> [Task to complete] Extract every line that contains the string "mieszkańców".

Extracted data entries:
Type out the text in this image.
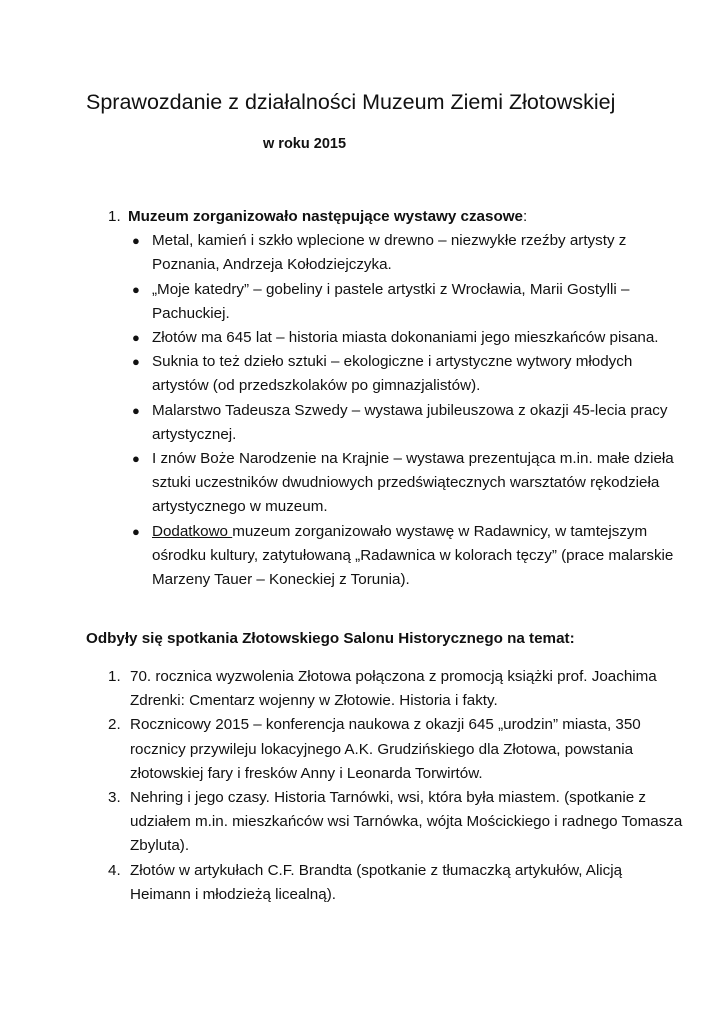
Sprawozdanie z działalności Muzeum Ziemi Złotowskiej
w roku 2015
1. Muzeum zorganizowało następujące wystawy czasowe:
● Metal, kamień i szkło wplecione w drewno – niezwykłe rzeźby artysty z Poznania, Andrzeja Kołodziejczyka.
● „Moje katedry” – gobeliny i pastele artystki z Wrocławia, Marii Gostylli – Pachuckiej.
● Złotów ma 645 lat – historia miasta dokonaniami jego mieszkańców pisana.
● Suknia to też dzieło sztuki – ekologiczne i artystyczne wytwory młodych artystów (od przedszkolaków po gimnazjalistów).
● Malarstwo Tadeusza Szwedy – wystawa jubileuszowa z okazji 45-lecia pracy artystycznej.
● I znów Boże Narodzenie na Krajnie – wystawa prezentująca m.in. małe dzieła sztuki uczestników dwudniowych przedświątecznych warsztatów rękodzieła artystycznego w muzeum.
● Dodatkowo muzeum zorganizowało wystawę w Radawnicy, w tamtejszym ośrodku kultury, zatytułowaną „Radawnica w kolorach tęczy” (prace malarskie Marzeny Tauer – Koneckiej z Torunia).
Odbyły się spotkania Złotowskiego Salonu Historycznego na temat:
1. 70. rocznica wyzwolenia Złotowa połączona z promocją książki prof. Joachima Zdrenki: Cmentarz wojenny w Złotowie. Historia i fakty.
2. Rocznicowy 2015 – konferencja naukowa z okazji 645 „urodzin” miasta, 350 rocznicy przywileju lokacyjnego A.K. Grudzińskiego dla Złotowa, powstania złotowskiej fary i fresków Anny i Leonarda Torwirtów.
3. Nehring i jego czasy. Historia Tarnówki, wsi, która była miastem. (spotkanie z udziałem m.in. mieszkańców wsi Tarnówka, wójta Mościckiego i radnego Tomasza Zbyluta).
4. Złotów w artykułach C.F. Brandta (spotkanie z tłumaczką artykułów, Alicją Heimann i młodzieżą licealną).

> [Full output]
● Złotów ma 645 lat – historia miasta dokonaniami jego mieszkańców pisana.
3. Nehring i jego czasy. Historia Tarnówki, wsi, która była miastem. (spotkanie z udziałem m.in. mieszkańców wsi Tarnówka, wójta Mościckiego i radnego Tomasza Zbyluta).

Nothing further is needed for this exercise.